> _WORK TO DO_
Leaving the pictures aside, transcribe every line below exactly.

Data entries
==================================================

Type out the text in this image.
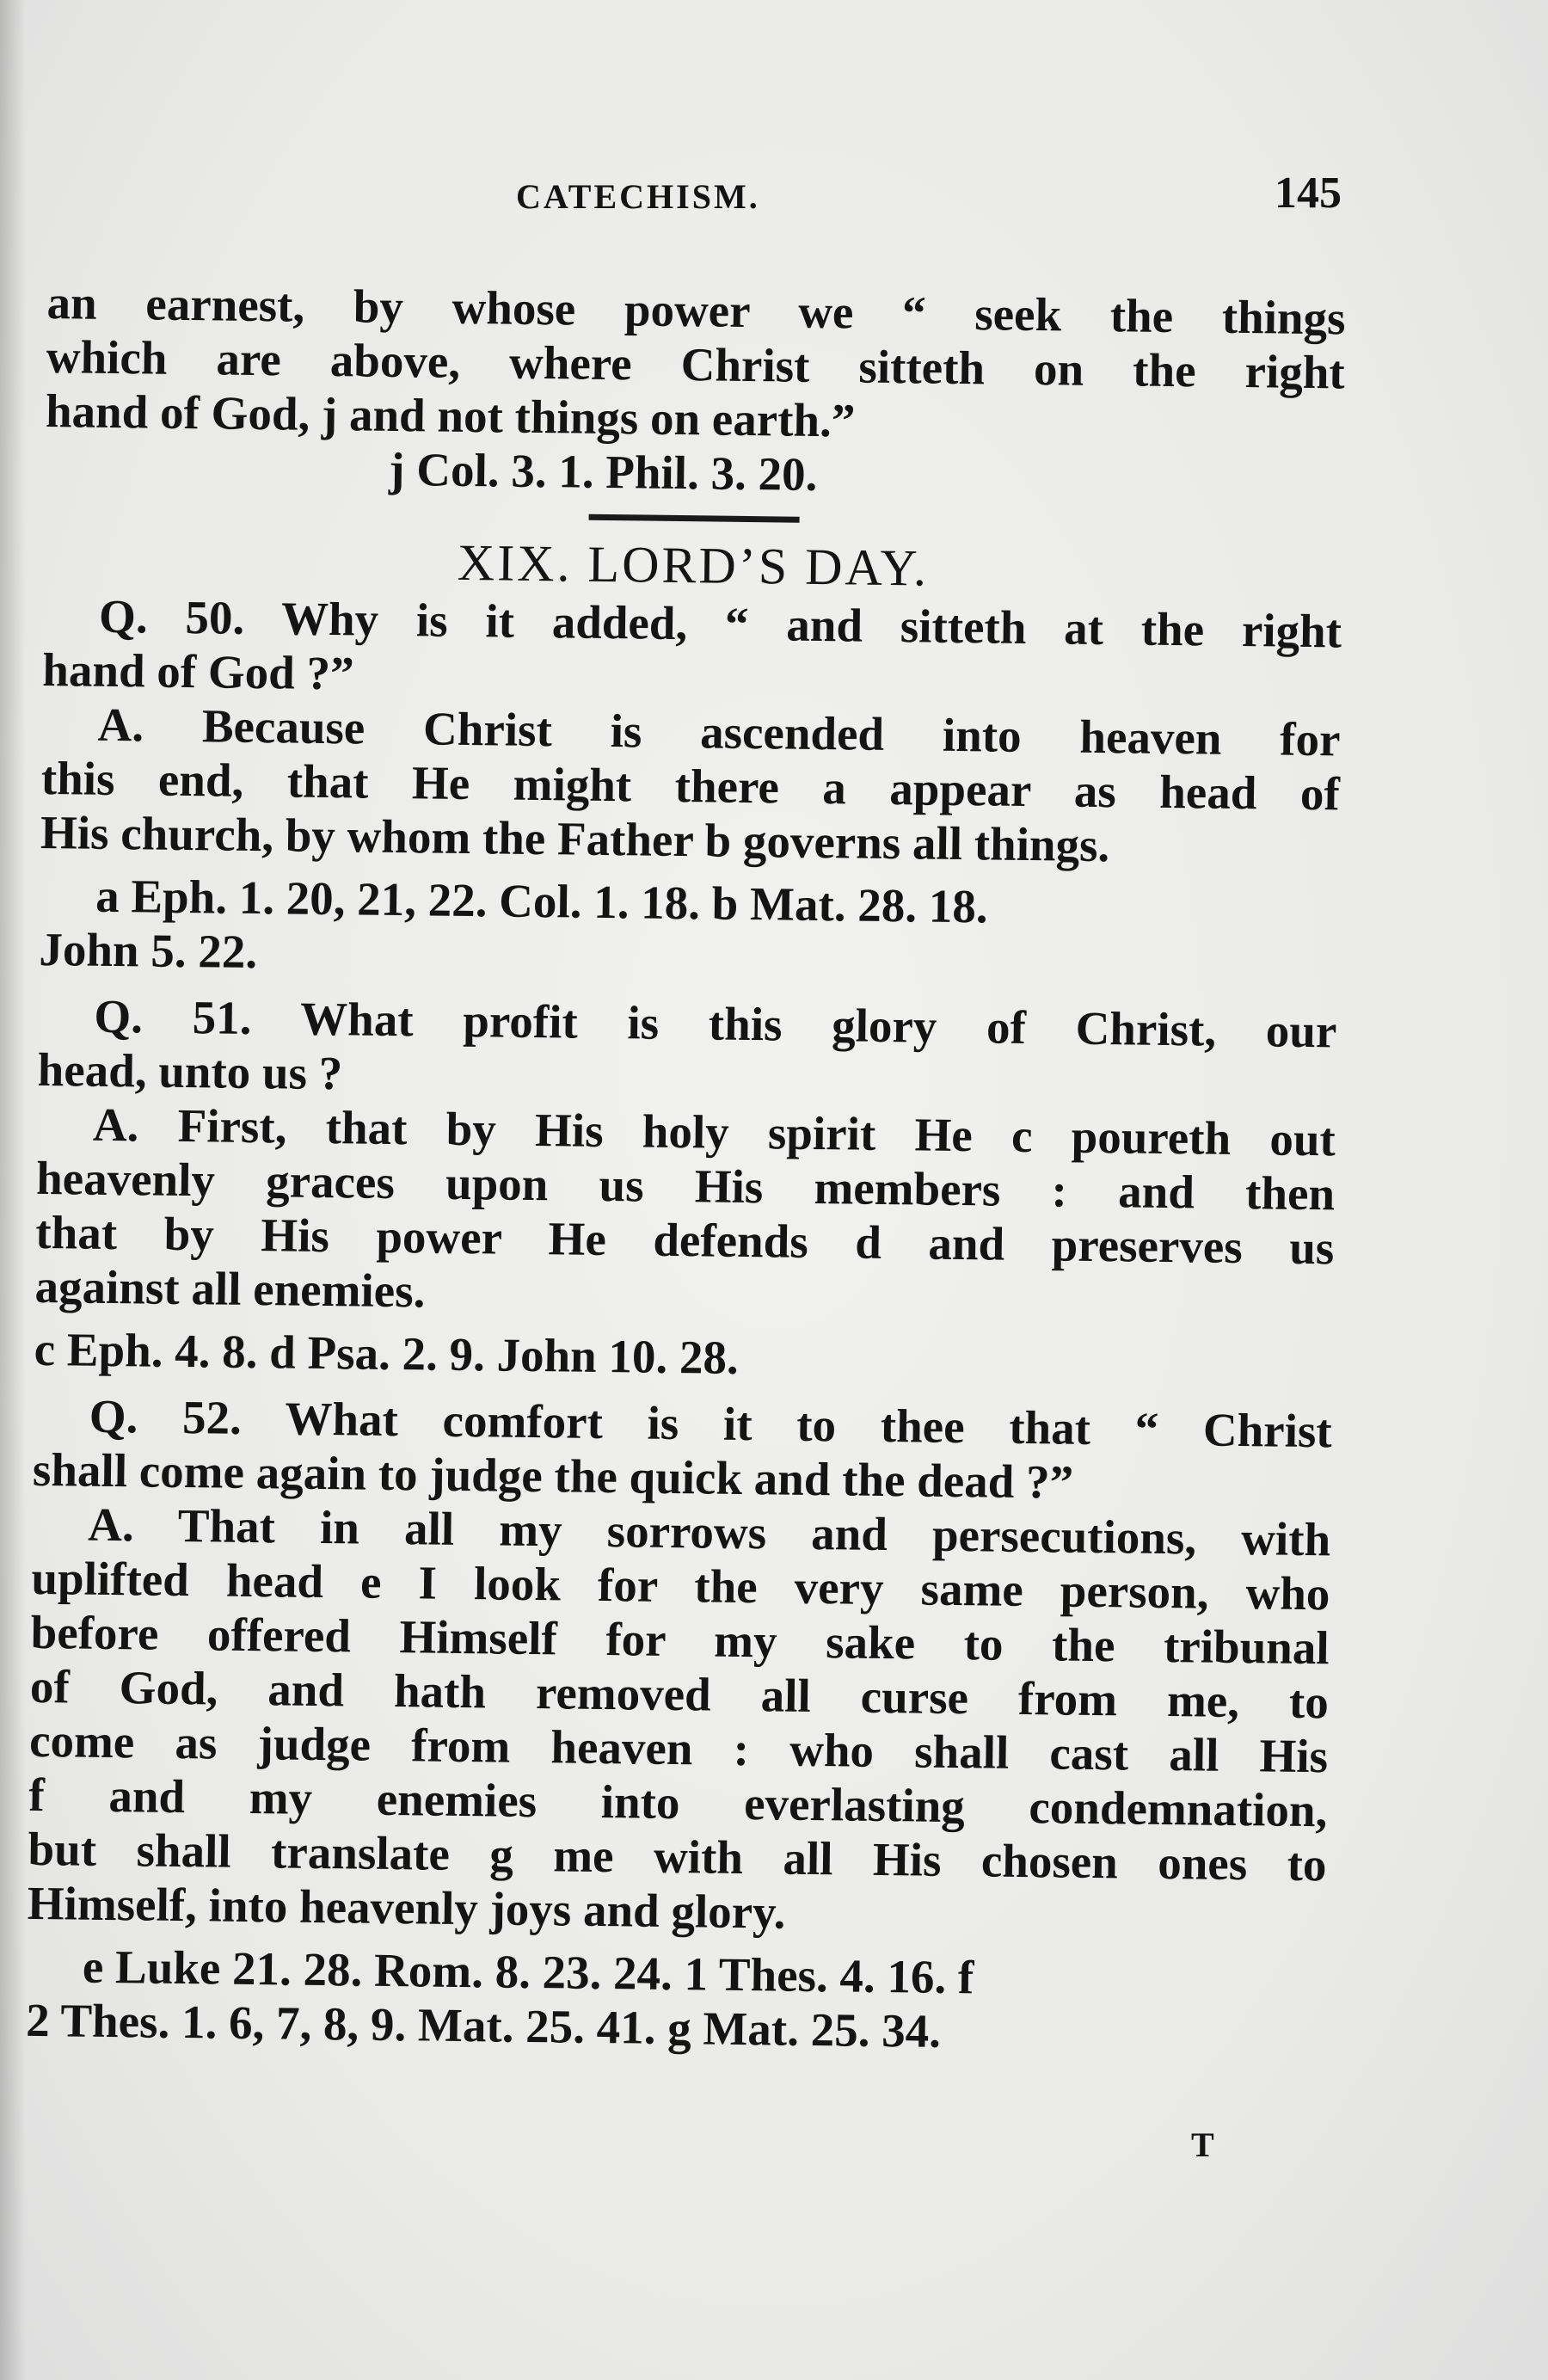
CATECHISM.	145

an earnest, by whose power we “ seek the things

which are above, where Christ sitteth on the right

hand of God, j and not things on earth.”

j Col. 3. 1. Phil. 3. 20.

XIX. LORD’S DAY.

Q. 50. Why is it added, “ and sitteth at the right

hand of God ?”

A. Because Christ is ascended into heaven for

this end, that He might there a appear as head of

His church, by whom the Father b governs all things.

a Eph. 1. 20, 21, 22. Col. 1. 18. b Mat. 28. 18.

John 5. 22.

Q. 51. What profit is this glory of Christ, our

head, unto us ?

A. First, that by His holy spirit He c poureth out

heavenly graces upon us His members : and then

that by His power He defends d and preserves us

against all enemies.

c Eph. 4. 8. d Psa. 2. 9. John 10. 28.

Q. 52. What comfort is it to thee that “ Christ

shall come again to judge the quick and the dead ?”

A. That in all my sorrows and persecutions, with

uplifted head e I look for the very same person, who

before offered Himself for my sake to the tribunal

of God, and hath removed all curse from me, to

come as judge from heaven : who shall cast all His

f and my enemies into everlasting condemnation,

but shall translate g me with all His chosen ones to

Himself, into heavenly joys and glory.

e Luke 21. 28. Rom. 8. 23. 24. 1 Thes. 4. 16. f

2 Thes. 1. 6, 7, 8, 9. Mat. 25. 41. g Mat. 25. 34.

T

==================================================

> _FINISHED TASK_
Type out the text in this image.
CATECHISM.	145

an earnest, by whose power we “ seek the things

which are above, where Christ sitteth on the right

hand of God, j and not things on earth.”

j Col. 3. 1. Phil. 3. 20.

XIX. LORD’S DAY.

Q. 50. Why is it added, “ and sitteth at the right

hand of God ?”

A. Because Christ is ascended into heaven for

this end, that He might there a appear as head of

His church, by whom the Father b governs all things.

a Eph. 1. 20, 21, 22. Col. 1. 18. b Mat. 28. 18.

John 5. 22.

Q. 51. What profit is this glory of Christ, our

head, unto us ?

A. First, that by His holy spirit He c poureth out

heavenly graces upon us His members : and then

that by His power He defends d and preserves us

against all enemies.

c Eph. 4. 8. d Psa. 2. 9. John 10. 28.

Q. 52. What comfort is it to thee that “ Christ

shall come again to judge the quick and the dead ?”

A. That in all my sorrows and persecutions, with

uplifted head e I look for the very same person, who

before offered Himself for my sake to the tribunal

of God, and hath removed all curse from me, to

come as judge from heaven : who shall cast all His

f and my enemies into everlasting condemnation,

but shall translate g me with all His chosen ones to

Himself, into heavenly joys and glory.

e Luke 21. 28. Rom. 8. 23. 24. 1 Thes. 4. 16. f

2 Thes. 1. 6, 7, 8, 9. Mat. 25. 41. g Mat. 25. 34.

T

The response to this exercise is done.